* [Prompt] Across the entries below, how many lines contain the word "value"? Give the number alone.

====

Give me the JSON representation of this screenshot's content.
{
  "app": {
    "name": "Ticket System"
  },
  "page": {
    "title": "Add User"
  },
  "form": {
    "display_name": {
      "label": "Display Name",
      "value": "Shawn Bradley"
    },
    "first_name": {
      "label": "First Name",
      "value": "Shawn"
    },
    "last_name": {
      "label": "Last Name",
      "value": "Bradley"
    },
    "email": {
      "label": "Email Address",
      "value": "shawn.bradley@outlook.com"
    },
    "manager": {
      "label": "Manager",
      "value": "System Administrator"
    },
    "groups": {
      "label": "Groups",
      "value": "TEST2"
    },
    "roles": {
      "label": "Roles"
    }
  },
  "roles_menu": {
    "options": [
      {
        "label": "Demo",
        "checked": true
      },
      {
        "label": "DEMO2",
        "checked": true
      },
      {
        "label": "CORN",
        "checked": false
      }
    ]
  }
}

====

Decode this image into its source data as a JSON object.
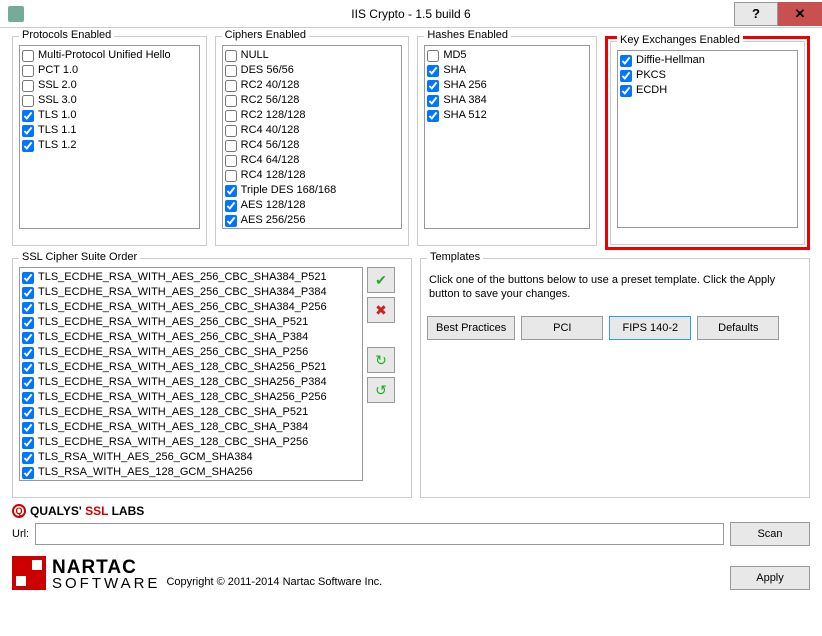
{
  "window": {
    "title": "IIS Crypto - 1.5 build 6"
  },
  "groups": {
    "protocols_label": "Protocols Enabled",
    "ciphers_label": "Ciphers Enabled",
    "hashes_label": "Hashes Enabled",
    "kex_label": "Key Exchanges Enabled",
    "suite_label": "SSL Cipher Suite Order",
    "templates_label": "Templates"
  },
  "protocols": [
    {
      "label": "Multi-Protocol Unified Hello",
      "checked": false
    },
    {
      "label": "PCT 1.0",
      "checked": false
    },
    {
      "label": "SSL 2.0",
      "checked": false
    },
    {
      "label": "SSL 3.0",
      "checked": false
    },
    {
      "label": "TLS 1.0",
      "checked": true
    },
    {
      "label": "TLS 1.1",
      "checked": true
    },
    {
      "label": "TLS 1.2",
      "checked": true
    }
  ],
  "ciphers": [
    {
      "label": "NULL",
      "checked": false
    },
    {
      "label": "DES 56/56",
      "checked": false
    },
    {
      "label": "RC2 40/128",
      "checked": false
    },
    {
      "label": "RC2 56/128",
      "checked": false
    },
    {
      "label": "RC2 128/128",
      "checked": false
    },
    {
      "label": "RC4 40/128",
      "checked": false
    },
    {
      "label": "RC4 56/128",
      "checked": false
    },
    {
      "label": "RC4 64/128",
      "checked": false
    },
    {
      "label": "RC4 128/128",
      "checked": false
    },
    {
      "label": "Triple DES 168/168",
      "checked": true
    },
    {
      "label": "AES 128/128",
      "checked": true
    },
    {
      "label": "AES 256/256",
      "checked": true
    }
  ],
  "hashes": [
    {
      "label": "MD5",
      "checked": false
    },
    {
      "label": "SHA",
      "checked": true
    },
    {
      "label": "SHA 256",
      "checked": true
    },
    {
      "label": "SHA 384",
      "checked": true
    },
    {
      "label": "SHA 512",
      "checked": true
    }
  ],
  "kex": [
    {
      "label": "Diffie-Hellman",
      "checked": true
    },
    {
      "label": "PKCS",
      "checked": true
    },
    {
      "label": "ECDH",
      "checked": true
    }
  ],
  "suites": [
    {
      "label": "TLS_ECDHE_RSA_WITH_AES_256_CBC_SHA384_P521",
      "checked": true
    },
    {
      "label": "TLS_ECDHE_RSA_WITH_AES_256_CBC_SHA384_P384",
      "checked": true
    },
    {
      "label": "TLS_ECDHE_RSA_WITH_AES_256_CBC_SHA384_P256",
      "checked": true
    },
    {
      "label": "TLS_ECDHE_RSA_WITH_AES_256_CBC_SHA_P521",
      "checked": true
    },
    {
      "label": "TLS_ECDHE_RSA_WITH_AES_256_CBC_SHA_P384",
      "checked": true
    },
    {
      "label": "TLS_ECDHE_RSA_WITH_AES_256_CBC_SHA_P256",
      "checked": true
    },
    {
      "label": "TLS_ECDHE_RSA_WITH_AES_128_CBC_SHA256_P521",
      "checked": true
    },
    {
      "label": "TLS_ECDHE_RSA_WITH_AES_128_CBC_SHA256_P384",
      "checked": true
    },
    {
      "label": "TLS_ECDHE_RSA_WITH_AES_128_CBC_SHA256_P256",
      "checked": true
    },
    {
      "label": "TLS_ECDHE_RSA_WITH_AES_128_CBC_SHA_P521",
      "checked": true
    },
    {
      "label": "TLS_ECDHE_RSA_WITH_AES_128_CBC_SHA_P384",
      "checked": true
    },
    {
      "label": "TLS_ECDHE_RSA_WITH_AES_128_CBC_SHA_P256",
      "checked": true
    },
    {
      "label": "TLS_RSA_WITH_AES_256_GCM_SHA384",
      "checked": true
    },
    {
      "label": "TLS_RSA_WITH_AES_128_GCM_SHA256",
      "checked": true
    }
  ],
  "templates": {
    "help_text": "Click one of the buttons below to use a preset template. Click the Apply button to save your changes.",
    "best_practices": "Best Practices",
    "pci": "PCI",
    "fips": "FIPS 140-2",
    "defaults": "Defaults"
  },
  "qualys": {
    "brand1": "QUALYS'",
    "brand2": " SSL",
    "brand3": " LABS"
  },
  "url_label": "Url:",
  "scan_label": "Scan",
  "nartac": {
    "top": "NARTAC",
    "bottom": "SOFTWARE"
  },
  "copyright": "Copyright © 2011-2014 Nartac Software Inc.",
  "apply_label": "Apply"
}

====

* [Exercise response] 6